Consigna A. Según el texto sobre el silencio, ¿qué significa orar por los difuntos si están unidos a Dios?
Consigna B. Retoma el texto sobre el silencio y continúalo a partir de su última oración.

Texto de lectura.
+===+

Es un tiempo para la fecundidad del silencio, para la escucha, para reconocer nuestra limitación
y fragilidad, y también, para encomendarnos a Dios. Un silencio para confiar al Dios de la
vida todos nuestros difuntos; un silencio para la solidaridad; un silencio para la oración. Si
nuestros difuntos están unidos a Dios, que es amor, orar por ellos no es intentar que el Padre
sea más benévolo, sino pensar en ellos con amor. Estamos unidos a todos los hombres en Dios,
que es amor y ama a todos, muertos y vivos. Orar y pensar la muerte nos abre al sentido de la
existencia y poder compartir la alegría con los que no están, ya que nuestro anhelo va más allá,
transciende el mundo.
En estos días de COVID-19, muchos seres humanos han respondido con una fuerte determinación
y con nuevos gestos de solidaridad, demostrando que en nuestras manos está cambiar esa
realidad de las cosas que no crean justicia y dignidad. La gramática del silencio nos ha lanzado
a una original primavera, abandonando los caminos trillados del egoísmo y lanzarnos a la
projimidad, a la solidaridad con todo lo humano, asumiendo el ser de cada persona. Hacer
silencio es no acostumbrarse a vivir en ese mundo que nos atiborra de cosas innecesarias, de
necesidades inventadas y superfluos consumismos que nos encierran en nosotros mismos. Hacer
silencio, ante todo, es una invitación a la vida, es volverse próximo, a la plenitud del ser, a la
comunión.

+===+

Datos del ejercicio.
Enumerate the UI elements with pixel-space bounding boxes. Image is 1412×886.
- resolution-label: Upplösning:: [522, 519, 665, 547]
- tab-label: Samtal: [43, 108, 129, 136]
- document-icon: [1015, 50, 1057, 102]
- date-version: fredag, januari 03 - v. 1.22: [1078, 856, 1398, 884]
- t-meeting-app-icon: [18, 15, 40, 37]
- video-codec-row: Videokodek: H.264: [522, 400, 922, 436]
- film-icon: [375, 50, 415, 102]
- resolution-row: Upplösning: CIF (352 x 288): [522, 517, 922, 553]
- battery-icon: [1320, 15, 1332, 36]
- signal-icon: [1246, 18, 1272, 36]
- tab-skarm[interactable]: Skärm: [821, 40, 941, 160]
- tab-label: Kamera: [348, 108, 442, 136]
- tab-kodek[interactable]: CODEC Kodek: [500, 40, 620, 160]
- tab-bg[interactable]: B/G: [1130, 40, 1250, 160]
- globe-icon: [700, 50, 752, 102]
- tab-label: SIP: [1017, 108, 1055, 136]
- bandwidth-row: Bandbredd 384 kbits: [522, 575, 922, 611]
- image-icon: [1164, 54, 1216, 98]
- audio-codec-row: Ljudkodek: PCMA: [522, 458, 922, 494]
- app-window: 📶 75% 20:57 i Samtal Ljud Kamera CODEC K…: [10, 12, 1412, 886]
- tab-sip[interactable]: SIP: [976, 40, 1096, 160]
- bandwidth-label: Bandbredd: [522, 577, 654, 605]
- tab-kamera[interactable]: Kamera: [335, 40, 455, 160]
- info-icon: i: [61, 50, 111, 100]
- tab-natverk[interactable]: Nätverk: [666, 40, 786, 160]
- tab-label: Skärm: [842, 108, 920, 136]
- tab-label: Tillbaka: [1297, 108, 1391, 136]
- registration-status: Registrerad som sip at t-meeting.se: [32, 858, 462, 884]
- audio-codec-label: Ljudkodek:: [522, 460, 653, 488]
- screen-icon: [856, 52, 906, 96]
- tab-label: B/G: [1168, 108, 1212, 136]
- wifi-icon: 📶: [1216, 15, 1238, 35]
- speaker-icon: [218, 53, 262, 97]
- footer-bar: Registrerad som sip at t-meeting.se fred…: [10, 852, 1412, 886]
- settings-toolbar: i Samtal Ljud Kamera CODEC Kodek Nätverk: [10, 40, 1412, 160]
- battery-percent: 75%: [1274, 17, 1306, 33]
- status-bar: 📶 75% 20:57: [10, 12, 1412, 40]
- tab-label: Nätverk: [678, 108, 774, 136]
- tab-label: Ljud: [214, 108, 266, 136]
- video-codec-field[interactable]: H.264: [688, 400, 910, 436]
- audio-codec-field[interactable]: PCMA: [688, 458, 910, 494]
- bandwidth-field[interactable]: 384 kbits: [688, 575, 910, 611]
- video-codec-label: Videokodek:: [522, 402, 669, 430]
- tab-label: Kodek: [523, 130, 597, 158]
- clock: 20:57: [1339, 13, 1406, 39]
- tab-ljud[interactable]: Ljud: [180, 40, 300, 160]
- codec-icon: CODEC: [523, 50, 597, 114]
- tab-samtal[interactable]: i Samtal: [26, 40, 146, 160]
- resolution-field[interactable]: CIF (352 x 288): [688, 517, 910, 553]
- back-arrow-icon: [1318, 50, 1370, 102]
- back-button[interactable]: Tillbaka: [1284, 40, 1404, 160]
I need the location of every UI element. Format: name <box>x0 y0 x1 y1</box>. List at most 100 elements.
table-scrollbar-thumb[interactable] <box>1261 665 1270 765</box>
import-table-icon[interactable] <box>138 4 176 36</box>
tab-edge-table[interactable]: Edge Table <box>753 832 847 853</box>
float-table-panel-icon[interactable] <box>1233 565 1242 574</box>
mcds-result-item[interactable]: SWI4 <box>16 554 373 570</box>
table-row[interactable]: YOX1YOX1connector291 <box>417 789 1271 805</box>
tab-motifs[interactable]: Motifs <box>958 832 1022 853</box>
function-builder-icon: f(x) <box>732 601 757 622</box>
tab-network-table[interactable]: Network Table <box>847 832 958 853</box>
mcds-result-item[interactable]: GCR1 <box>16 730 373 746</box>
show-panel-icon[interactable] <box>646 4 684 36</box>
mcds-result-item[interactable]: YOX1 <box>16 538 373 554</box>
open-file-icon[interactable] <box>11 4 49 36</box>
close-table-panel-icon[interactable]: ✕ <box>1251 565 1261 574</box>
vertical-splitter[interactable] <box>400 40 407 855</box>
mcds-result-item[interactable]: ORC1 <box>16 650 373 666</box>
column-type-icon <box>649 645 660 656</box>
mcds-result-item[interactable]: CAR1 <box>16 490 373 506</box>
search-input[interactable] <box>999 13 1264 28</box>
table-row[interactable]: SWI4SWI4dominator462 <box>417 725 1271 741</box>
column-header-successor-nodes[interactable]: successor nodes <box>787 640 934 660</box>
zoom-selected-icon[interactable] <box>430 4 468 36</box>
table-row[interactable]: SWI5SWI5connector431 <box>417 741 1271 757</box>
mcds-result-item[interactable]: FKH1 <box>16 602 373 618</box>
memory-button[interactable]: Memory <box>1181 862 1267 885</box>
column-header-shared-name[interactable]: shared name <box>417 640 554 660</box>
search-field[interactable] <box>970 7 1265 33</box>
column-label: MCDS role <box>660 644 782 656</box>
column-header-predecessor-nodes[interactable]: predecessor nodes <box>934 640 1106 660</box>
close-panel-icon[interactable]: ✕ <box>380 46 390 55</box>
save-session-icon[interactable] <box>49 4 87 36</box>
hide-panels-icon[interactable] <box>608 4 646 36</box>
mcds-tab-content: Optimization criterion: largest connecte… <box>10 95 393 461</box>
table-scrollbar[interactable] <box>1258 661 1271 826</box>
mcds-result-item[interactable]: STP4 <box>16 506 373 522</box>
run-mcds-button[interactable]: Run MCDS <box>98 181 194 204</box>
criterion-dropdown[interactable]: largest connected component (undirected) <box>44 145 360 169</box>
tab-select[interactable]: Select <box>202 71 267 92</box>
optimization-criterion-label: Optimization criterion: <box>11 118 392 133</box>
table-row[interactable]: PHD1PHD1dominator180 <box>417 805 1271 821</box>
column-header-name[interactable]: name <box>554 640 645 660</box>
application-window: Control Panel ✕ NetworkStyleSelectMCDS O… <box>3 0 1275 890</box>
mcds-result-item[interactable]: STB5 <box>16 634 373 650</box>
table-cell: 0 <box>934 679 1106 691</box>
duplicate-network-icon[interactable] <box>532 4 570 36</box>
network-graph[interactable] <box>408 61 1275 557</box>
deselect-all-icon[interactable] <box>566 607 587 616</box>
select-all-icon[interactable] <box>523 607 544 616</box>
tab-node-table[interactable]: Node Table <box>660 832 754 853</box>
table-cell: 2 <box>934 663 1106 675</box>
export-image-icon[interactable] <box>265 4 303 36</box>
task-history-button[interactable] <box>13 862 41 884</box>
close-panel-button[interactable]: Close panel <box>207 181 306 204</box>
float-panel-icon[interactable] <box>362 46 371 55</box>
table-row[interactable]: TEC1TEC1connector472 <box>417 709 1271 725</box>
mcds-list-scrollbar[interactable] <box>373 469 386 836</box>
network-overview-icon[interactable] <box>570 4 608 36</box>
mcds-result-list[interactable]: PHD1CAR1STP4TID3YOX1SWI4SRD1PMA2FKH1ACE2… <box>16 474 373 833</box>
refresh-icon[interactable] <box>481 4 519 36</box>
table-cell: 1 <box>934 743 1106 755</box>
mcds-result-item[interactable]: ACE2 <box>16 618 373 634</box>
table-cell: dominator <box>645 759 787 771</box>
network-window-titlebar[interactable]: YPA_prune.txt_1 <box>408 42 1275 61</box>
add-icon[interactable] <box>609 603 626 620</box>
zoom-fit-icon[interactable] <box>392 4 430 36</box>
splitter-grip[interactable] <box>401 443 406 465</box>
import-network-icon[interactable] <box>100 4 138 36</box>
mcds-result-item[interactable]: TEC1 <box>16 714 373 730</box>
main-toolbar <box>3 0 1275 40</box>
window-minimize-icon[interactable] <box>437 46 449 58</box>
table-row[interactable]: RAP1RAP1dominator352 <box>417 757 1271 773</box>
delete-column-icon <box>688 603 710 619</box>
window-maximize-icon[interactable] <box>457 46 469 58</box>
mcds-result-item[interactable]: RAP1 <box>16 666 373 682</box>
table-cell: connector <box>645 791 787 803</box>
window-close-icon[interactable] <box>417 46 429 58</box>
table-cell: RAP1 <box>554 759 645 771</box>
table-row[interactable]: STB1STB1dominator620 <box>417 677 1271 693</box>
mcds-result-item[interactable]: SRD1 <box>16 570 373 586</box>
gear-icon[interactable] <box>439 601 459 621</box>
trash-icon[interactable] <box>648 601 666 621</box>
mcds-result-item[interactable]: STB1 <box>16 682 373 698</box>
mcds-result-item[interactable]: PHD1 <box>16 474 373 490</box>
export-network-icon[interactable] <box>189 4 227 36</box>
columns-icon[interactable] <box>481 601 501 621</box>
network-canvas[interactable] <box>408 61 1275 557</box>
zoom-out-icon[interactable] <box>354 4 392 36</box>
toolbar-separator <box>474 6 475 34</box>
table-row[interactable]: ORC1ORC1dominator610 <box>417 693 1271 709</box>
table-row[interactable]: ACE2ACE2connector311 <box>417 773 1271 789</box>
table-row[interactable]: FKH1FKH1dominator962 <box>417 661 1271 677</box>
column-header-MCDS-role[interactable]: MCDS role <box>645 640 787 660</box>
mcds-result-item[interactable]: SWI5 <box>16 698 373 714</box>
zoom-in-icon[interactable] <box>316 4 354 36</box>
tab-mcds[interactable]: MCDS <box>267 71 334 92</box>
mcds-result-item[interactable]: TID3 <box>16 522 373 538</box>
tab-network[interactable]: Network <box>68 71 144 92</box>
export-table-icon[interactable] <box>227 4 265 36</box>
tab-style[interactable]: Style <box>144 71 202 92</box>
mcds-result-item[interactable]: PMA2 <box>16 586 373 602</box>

+===+

Resultado A. Significa pensar en ellos con amor, no intentar que el Padre sea más benévolo.

Resultado B.
El silencio y el clamor de los necesitados son un camino que conduce al corazón del hombre
habitado por el amor, habitado por Dios. Estamos en la dimensión más misteriosa y oscura de la
plegaria, allí donde la oración se vuelve silencio contemplativo, confianza filial, anticipación del
reino. Existen silencios que nos maduran, que nos hacen brotar las palabras más tiernas y más
hondas, que nos permiten escuchar los susurros más finos. Necesitamos tener el valor de
quedarnos a solas, de acercarnos a la hondura de nuestro corazón, y es aquí, en esta realidad
profunda, donde se manifiesta Dios. Es en esa soledad silenciosa donde se produce un encuentro
con Alguien, no para encerrarnos en nuestro yo, sino para un diálogo de amor.
El silencio es esa realidad que solo puede ser palpada en la noche oscura del alma, de la que
procede todo ser y a la que retornan todas las cosas. Es la esencia de lo simple, es el fenómeno
de lo diferente, que va más allá de las cosas, palabras, acontecimientos, relaciones,
identidades. Es en esa soledad abierta al Otro y al otro, la que ha forjado los mayores hombres
de acción, a los pensadores más creativos y a los santos más audaces. Solo el silencio habitado es
compatible con la vocación humana. Es imposible amar el silencio y vivir cierta soledad, si creer
en esa dimensión interior que nos abre a la transcendencia.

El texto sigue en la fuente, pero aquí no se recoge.